> [MATERIAL]
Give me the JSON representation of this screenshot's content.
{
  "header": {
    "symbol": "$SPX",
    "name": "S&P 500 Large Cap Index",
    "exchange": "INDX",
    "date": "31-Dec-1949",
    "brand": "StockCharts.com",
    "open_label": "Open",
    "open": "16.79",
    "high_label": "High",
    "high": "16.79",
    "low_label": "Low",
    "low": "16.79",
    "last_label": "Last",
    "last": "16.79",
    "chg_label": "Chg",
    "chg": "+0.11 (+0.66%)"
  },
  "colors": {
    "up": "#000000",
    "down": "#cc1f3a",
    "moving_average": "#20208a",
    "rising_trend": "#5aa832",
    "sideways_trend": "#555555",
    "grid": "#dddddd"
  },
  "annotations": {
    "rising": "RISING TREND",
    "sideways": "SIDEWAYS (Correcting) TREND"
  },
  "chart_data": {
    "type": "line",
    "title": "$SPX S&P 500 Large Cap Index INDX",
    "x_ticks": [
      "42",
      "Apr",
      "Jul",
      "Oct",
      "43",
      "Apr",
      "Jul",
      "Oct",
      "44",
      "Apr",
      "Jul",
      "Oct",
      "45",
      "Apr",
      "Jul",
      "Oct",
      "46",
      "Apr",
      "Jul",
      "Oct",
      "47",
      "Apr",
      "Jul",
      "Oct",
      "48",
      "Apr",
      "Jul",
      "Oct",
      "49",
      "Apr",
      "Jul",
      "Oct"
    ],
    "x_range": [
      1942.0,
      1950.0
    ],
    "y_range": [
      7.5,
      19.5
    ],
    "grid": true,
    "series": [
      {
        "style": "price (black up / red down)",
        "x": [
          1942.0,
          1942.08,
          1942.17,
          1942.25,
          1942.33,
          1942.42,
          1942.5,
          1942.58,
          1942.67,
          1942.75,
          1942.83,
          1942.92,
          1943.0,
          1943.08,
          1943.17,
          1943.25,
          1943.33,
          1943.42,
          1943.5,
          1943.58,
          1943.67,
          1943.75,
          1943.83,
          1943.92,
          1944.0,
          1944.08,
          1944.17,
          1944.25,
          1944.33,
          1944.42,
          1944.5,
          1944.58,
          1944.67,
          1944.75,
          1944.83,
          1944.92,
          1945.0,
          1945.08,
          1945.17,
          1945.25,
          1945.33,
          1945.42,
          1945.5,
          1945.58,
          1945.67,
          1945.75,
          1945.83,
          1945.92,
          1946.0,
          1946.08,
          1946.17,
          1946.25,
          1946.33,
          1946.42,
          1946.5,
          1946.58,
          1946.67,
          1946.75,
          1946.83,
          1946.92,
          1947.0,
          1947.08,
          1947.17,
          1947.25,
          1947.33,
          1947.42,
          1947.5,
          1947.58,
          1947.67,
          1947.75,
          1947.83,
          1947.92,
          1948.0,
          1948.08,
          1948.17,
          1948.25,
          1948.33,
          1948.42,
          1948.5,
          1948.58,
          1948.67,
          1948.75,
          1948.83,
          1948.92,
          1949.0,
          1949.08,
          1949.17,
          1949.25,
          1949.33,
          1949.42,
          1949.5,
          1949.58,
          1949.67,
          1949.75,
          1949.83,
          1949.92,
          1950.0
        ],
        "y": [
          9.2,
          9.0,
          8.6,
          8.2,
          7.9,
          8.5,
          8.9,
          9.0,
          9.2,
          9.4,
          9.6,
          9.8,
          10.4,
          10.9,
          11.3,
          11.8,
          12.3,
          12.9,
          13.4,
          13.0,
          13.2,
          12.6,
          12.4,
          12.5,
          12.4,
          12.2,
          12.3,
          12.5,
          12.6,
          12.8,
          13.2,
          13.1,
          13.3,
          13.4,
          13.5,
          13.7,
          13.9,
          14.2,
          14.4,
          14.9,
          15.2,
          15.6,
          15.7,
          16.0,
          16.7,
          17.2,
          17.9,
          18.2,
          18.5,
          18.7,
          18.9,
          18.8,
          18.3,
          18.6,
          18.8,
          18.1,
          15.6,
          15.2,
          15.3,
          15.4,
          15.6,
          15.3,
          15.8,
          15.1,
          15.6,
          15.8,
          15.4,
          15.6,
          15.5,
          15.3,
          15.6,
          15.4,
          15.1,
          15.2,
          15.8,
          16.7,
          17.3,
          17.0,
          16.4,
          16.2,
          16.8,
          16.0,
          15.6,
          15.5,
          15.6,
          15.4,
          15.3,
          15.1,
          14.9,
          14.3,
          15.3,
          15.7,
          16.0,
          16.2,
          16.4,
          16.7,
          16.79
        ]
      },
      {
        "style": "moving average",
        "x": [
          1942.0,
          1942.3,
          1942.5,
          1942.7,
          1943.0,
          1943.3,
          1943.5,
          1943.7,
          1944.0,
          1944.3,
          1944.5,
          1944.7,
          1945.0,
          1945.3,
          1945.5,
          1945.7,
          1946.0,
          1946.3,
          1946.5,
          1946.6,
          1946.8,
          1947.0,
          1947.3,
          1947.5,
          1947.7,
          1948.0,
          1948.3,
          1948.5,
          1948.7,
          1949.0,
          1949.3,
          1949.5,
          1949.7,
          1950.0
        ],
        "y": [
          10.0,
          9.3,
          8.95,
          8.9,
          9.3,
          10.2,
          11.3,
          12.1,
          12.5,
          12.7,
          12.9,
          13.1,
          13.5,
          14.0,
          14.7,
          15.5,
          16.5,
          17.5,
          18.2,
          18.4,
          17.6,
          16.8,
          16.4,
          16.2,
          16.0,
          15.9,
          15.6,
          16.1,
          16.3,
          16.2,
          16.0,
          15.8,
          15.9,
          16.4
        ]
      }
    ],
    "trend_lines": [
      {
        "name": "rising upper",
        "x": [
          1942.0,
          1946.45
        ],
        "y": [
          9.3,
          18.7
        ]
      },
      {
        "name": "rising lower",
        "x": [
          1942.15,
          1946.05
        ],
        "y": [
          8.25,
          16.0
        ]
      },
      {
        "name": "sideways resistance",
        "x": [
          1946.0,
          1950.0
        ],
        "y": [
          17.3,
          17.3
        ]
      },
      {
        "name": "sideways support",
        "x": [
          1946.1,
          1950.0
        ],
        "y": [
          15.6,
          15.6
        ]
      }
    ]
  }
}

> [SET TASK]
Write the complete data out, exactly as above.

> [FINAL ANSWER]
Give me the JSON representation of this screenshot's content.
{
  "header": {
    "symbol": "$SPX",
    "name": "S&P 500 Large Cap Index",
    "exchange": "INDX",
    "date": "31-Dec-1949",
    "brand": "StockCharts.com",
    "open_label": "Open",
    "open": "16.79",
    "high_label": "High",
    "high": "16.79",
    "low_label": "Low",
    "low": "16.79",
    "last_label": "Last",
    "last": "16.79",
    "chg_label": "Chg",
    "chg": "+0.11 (+0.66%)"
  },
  "colors": {
    "up": "#000000",
    "down": "#cc1f3a",
    "moving_average": "#20208a",
    "rising_trend": "#5aa832",
    "sideways_trend": "#555555",
    "grid": "#dddddd"
  },
  "annotations": {
    "rising": "RISING TREND",
    "sideways": "SIDEWAYS (Correcting) TREND"
  },
  "chart_data": {
    "type": "line",
    "title": "$SPX S&P 500 Large Cap Index INDX",
    "x_ticks": [
      "42",
      "Apr",
      "Jul",
      "Oct",
      "43",
      "Apr",
      "Jul",
      "Oct",
      "44",
      "Apr",
      "Jul",
      "Oct",
      "45",
      "Apr",
      "Jul",
      "Oct",
      "46",
      "Apr",
      "Jul",
      "Oct",
      "47",
      "Apr",
      "Jul",
      "Oct",
      "48",
      "Apr",
      "Jul",
      "Oct",
      "49",
      "Apr",
      "Jul",
      "Oct"
    ],
    "x_range": [
      1942.0,
      1950.0
    ],
    "y_range": [
      7.5,
      19.5
    ],
    "grid": true,
    "series": [
      {
        "style": "price (black up / red down)",
        "x": [
          1942.0,
          1942.08,
          1942.17,
          1942.25,
          1942.33,
          1942.42,
          1942.5,
          1942.58,
          1942.67,
          1942.75,
          1942.83,
          1942.92,
          1943.0,
          1943.08,
          1943.17,
          1943.25,
          1943.33,
          1943.42,
          1943.5,
          1943.58,
          1943.67,
          1943.75,
          1943.83,
          1943.92,
          1944.0,
          1944.08,
          1944.17,
          1944.25,
          1944.33,
          1944.42,
          1944.5,
          1944.58,
          1944.67,
          1944.75,
          1944.83,
          1944.92,
          1945.0,
          1945.08,
          1945.17,
          1945.25,
          1945.33,
          1945.42,
          1945.5,
          1945.58,
          1945.67,
          1945.75,
          1945.83,
          1945.92,
          1946.0,
          1946.08,
          1946.17,
          1946.25,
          1946.33,
          1946.42,
          1946.5,
          1946.58,
          1946.67,
          1946.75,
          1946.83,
          1946.92,
          1947.0,
          1947.08,
          1947.17,
          1947.25,
          1947.33,
          1947.42,
          1947.5,
          1947.58,
          1947.67,
          1947.75,
          1947.83,
          1947.92,
          1948.0,
          1948.08,
          1948.17,
          1948.25,
          1948.33,
          1948.42,
          1948.5,
          1948.58,
          1948.67,
          1948.75,
          1948.83,
          1948.92,
          1949.0,
          1949.08,
          1949.17,
          1949.25,
          1949.33,
          1949.42,
          1949.5,
          1949.58,
          1949.67,
          1949.75,
          1949.83,
          1949.92,
          1950.0
        ],
        "y": [
          9.2,
          9.0,
          8.6,
          8.2,
          7.9,
          8.5,
          8.9,
          9.0,
          9.2,
          9.4,
          9.6,
          9.8,
          10.4,
          10.9,
          11.3,
          11.8,
          12.3,
          12.9,
          13.4,
          13.0,
          13.2,
          12.6,
          12.4,
          12.5,
          12.4,
          12.2,
          12.3,
          12.5,
          12.6,
          12.8,
          13.2,
          13.1,
          13.3,
          13.4,
          13.5,
          13.7,
          13.9,
          14.2,
          14.4,
          14.9,
          15.2,
          15.6,
          15.7,
          16.0,
          16.7,
          17.2,
          17.9,
          18.2,
          18.5,
          18.7,
          18.9,
          18.8,
          18.3,
          18.6,
          18.8,
          18.1,
          15.6,
          15.2,
          15.3,
          15.4,
          15.6,
          15.3,
          15.8,
          15.1,
          15.6,
          15.8,
          15.4,
          15.6,
          15.5,
          15.3,
          15.6,
          15.4,
          15.1,
          15.2,
          15.8,
          16.7,
          17.3,
          17.0,
          16.4,
          16.2,
          16.8,
          16.0,
          15.6,
          15.5,
          15.6,
          15.4,
          15.3,
          15.1,
          14.9,
          14.3,
          15.3,
          15.7,
          16.0,
          16.2,
          16.4,
          16.7,
          16.79
        ]
      },
      {
        "style": "moving average",
        "x": [
          1942.0,
          1942.3,
          1942.5,
          1942.7,
          1943.0,
          1943.3,
          1943.5,
          1943.7,
          1944.0,
          1944.3,
          1944.5,
          1944.7,
          1945.0,
          1945.3,
          1945.5,
          1945.7,
          1946.0,
          1946.3,
          1946.5,
          1946.6,
          1946.8,
          1947.0,
          1947.3,
          1947.5,
          1947.7,
          1948.0,
          1948.3,
          1948.5,
          1948.7,
          1949.0,
          1949.3,
          1949.5,
          1949.7,
          1950.0
        ],
        "y": [
          10.0,
          9.3,
          8.95,
          8.9,
          9.3,
          10.2,
          11.3,
          12.1,
          12.5,
          12.7,
          12.9,
          13.1,
          13.5,
          14.0,
          14.7,
          15.5,
          16.5,
          17.5,
          18.2,
          18.4,
          17.6,
          16.8,
          16.4,
          16.2,
          16.0,
          15.9,
          15.6,
          16.1,
          16.3,
          16.2,
          16.0,
          15.8,
          15.9,
          16.4
        ]
      }
    ],
    "trend_lines": [
      {
        "name": "rising upper",
        "x": [
          1942.0,
          1946.45
        ],
        "y": [
          9.3,
          18.7
        ]
      },
      {
        "name": "rising lower",
        "x": [
          1942.15,
          1946.05
        ],
        "y": [
          8.25,
          16.0
        ]
      },
      {
        "name": "sideways resistance",
        "x": [
          1946.0,
          1950.0
        ],
        "y": [
          17.3,
          17.3
        ]
      },
      {
        "name": "sideways support",
        "x": [
          1946.1,
          1950.0
        ],
        "y": [
          15.6,
          15.6
        ]
      }
    ]
  }
}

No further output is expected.